_Aufgabe_: Wer soll laut Luthers Text über die Bruderschaften zusammen mit der Geistlichkeit dafür sorgen, dass die beschriebenen Missstände abgeschafft werden?

+++ Seite +++

Luther über die Bruderschaften der römischen Kirche,
1519.

 Zum ersten wollen wir die bösen Uebungen der Bruderschaften ansehen. Unter welchen ist eine, daß man ein Freßen und Saufen anrichtet, läßt eine Messe oder etliche halten, darnach ist der ganze Tag und Nacht, und andere Tage dazu dem Teufel zu eigen gegeben. Da geschieht nichts mehr, denn was Gott misfällt. Solche wüthende Weise hat der böse Geist eingetragen, und läßt es eine Brüderschaft heißen, so es mehr eine Luderei ist, und ganz ein heidnisch, ja ein säuisch Wesen. Es wäre viel beßer, daß keine Bruderschaft in der Welt wäre, denn daß solcher Unfug geduldet wird. Es sollten weltliche Herren und Städte mit der Geistlichkeit dazu thun, daß solches abgethan würde. Denn es geschieht Gott, den Heiligen und auch allen Christen große Unehre daran, und macht Gottesdienst und die Feiertage dem Teufel zu einem Spott.

+++ Datenblock +++

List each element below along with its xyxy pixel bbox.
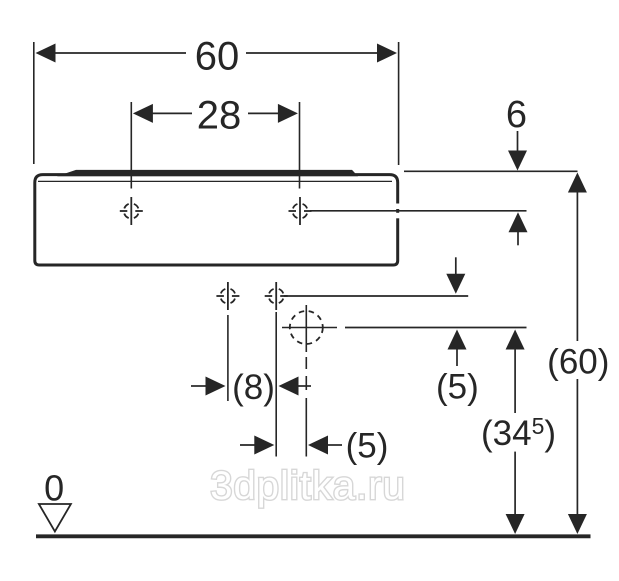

+++

_Die Antwort_: Weltliche Herren und Städte.